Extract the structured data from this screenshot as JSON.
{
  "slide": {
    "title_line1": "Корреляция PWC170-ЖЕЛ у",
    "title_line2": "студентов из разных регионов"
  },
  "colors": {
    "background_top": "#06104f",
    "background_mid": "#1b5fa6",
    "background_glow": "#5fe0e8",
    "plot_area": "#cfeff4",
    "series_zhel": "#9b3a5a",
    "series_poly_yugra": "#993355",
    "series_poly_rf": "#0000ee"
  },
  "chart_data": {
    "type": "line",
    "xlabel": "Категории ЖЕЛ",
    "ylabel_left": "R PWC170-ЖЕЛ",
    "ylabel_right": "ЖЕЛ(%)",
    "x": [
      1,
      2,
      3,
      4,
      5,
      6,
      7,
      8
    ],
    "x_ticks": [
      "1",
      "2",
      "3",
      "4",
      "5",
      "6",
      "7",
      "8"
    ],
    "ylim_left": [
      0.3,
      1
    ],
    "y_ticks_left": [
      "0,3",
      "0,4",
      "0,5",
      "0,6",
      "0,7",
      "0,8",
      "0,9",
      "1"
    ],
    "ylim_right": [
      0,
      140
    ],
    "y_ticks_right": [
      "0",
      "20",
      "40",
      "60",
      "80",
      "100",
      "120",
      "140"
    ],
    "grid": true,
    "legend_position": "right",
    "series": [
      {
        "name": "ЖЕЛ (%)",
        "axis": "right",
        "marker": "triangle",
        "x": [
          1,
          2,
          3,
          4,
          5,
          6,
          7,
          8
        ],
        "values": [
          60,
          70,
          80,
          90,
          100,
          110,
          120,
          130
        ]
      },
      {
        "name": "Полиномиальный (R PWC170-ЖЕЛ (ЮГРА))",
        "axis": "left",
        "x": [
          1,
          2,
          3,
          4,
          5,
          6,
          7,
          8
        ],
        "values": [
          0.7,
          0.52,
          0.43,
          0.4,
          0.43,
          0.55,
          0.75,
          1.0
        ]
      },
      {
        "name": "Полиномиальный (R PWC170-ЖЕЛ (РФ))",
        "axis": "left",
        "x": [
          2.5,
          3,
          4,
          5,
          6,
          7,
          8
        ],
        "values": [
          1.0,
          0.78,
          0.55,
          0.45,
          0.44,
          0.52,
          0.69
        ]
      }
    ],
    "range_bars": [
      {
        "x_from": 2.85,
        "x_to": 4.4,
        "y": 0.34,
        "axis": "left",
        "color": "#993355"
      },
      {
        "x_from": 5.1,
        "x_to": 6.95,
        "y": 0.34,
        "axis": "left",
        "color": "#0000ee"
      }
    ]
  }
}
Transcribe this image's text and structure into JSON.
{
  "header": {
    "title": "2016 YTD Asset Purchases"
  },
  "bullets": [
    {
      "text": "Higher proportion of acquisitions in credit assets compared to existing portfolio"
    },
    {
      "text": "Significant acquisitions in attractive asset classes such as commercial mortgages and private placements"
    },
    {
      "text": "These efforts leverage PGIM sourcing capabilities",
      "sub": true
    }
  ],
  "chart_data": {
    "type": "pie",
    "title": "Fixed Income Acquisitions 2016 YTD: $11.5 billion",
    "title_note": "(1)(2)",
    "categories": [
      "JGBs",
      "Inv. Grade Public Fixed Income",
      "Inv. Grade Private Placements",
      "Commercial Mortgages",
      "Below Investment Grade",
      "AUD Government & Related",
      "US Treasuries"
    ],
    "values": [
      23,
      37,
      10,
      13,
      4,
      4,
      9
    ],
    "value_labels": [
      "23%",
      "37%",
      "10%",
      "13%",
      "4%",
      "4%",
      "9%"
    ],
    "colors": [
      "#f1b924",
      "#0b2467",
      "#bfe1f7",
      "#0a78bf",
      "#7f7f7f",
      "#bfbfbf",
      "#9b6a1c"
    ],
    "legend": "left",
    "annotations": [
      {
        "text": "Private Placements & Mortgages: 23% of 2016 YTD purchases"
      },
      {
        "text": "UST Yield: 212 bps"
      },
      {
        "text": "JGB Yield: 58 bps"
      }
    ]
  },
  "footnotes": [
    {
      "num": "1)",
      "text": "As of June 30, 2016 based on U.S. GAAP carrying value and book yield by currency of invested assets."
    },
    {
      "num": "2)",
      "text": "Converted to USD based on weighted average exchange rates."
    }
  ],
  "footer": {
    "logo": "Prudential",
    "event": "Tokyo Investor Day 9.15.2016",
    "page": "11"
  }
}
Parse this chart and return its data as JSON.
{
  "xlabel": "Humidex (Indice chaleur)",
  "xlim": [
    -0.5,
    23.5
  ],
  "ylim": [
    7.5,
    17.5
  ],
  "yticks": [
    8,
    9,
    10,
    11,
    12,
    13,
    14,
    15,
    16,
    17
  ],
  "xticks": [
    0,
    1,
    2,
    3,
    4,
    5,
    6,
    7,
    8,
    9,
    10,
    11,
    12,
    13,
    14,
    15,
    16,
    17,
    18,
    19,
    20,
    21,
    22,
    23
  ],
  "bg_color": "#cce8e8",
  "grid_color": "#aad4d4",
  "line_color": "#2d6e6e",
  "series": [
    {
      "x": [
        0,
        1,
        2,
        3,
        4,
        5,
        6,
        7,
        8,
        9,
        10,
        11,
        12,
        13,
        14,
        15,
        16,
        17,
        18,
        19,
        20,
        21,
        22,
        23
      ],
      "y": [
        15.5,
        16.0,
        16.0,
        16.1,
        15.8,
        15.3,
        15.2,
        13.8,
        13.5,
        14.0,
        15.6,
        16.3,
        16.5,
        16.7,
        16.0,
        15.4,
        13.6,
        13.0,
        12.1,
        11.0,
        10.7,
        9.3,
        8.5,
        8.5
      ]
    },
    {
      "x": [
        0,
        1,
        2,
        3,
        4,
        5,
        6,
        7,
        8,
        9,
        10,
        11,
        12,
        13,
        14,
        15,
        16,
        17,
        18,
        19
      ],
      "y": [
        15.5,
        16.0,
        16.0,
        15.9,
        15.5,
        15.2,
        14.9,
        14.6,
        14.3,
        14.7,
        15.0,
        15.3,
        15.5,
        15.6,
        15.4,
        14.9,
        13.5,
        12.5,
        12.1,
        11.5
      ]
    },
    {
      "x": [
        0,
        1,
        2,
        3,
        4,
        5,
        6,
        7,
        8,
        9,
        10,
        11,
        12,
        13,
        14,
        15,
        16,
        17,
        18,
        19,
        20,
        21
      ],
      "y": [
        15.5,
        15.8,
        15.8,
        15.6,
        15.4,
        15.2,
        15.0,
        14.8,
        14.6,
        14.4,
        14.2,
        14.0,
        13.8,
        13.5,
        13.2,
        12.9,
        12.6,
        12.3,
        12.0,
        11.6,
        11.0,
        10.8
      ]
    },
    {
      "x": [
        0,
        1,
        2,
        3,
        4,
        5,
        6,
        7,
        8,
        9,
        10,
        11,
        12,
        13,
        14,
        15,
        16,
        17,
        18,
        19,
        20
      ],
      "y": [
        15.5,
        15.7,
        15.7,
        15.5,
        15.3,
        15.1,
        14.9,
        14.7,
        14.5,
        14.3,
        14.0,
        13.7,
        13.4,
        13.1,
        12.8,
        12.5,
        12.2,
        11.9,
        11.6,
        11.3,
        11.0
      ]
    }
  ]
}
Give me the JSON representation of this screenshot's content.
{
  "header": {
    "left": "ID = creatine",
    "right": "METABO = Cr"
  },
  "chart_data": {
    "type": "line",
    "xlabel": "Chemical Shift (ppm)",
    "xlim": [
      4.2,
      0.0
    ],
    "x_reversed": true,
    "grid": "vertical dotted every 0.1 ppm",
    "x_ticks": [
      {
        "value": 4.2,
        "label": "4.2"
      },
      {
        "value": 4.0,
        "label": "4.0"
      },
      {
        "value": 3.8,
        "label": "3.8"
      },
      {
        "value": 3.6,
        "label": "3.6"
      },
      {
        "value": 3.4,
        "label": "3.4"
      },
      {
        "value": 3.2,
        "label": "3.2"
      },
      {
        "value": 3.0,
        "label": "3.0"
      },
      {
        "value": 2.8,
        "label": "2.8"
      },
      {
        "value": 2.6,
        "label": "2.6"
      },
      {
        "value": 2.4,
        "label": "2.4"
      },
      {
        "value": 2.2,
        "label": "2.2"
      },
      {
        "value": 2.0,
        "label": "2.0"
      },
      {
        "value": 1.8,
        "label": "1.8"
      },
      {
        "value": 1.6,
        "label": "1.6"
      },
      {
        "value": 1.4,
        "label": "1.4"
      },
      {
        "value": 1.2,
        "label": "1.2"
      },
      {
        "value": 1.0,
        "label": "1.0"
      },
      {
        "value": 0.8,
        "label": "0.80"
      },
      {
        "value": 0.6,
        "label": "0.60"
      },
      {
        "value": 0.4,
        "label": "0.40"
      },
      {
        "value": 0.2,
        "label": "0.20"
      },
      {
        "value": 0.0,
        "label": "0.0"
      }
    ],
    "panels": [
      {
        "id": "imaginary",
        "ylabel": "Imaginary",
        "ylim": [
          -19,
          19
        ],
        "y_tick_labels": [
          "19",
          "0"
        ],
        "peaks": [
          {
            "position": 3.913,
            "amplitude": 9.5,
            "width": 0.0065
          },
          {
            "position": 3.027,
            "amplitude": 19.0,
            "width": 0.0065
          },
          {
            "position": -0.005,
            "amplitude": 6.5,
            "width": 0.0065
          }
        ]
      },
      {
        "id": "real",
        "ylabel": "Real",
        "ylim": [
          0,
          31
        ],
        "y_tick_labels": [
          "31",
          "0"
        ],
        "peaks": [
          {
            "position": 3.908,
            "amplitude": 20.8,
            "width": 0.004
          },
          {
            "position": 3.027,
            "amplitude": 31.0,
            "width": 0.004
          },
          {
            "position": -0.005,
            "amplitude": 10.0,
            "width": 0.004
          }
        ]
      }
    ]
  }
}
########
Instructions to follow
Reply with nothing except the number of lines in the listing above that include "amplitude".

Task response
6